— Start of Information shown —
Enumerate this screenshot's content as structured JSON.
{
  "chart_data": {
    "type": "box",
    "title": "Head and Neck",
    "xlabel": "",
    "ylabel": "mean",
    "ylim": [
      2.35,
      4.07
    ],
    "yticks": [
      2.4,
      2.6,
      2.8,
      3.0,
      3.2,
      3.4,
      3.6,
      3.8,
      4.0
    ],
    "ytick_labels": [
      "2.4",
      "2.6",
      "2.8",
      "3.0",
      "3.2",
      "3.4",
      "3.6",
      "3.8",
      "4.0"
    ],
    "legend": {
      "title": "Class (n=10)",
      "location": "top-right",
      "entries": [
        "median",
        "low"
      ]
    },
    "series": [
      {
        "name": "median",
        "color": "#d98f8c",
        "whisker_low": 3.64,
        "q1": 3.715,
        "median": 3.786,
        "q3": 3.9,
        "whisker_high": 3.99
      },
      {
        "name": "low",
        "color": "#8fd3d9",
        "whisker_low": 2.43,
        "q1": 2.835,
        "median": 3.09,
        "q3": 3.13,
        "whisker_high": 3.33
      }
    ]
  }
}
— End of Information shown —
— Start of Information shown —
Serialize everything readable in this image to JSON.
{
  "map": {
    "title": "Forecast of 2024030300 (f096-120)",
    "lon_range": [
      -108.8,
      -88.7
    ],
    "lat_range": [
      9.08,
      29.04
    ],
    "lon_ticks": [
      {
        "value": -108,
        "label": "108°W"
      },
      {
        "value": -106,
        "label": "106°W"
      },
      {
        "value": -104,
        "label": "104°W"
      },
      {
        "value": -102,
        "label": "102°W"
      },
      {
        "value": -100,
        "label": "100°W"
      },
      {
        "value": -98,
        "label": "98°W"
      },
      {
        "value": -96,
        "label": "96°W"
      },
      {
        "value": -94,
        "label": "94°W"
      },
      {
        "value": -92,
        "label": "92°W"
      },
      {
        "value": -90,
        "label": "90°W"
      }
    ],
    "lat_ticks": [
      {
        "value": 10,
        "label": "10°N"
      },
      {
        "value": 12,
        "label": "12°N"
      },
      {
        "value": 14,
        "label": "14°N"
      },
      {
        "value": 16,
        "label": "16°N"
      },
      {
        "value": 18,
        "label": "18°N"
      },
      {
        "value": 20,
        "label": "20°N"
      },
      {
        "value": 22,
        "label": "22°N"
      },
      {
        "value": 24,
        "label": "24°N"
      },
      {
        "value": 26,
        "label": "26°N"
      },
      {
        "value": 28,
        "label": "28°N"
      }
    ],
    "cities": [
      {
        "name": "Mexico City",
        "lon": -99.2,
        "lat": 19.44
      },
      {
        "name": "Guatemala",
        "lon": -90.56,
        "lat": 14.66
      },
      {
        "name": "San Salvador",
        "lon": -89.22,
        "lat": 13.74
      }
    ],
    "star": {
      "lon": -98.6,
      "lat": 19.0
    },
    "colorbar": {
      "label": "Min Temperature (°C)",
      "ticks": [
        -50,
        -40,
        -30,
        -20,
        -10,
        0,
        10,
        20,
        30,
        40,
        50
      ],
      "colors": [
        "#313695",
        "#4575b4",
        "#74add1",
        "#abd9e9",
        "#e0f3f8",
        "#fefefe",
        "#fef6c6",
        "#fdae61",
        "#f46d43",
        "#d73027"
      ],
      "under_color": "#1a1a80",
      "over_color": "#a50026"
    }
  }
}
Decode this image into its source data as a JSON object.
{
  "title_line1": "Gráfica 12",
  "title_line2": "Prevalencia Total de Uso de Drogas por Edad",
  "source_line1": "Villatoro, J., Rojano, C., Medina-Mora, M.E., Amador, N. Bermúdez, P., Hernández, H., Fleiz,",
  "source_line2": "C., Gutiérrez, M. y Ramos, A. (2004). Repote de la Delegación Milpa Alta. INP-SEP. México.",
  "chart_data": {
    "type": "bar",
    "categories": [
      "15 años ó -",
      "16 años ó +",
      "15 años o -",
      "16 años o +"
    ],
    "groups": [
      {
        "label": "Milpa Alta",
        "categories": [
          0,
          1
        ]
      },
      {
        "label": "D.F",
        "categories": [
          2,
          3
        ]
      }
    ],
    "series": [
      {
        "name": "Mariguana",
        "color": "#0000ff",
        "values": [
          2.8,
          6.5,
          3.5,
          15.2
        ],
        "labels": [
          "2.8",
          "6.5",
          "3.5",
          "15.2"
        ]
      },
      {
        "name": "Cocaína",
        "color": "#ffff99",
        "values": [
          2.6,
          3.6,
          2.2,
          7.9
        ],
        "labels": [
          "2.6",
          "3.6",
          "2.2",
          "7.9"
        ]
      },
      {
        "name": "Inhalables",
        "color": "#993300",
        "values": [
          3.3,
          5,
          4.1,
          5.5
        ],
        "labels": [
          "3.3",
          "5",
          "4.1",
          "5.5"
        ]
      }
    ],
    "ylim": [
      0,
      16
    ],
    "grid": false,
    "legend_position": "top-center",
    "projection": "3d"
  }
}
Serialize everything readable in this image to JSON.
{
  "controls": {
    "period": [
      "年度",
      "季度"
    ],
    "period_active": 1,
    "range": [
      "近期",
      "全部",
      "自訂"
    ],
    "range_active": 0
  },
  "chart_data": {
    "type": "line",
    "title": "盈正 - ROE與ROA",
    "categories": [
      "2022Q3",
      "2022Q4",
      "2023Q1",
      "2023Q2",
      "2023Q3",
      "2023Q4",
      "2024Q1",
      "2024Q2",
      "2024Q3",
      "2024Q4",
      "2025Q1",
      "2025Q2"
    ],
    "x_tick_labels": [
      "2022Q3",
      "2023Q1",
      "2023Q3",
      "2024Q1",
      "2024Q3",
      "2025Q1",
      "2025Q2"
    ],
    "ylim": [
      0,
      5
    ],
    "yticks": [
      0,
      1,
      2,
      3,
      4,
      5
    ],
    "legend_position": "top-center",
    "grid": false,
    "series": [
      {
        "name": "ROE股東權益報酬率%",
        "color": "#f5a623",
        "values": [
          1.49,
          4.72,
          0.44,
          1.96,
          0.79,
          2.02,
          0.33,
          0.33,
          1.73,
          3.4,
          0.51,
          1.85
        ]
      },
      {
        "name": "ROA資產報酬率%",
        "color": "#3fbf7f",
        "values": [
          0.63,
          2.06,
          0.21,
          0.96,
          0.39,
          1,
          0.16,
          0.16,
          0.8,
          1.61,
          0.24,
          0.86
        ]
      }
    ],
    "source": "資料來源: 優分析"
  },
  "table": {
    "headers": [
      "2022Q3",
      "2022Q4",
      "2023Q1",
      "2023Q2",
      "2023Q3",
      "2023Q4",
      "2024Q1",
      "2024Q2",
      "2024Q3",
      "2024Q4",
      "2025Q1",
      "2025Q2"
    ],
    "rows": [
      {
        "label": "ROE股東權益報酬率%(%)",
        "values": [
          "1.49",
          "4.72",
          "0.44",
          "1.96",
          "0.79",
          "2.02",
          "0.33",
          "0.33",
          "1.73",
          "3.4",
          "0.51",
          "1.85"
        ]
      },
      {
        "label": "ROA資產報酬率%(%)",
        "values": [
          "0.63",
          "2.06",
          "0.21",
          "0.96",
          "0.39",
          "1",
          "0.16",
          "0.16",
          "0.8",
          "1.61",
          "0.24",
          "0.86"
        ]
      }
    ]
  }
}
— End of Information shown —
Directive: Using the data above, say how many lines include "Alta". No other reply is needed.

Written solution: 2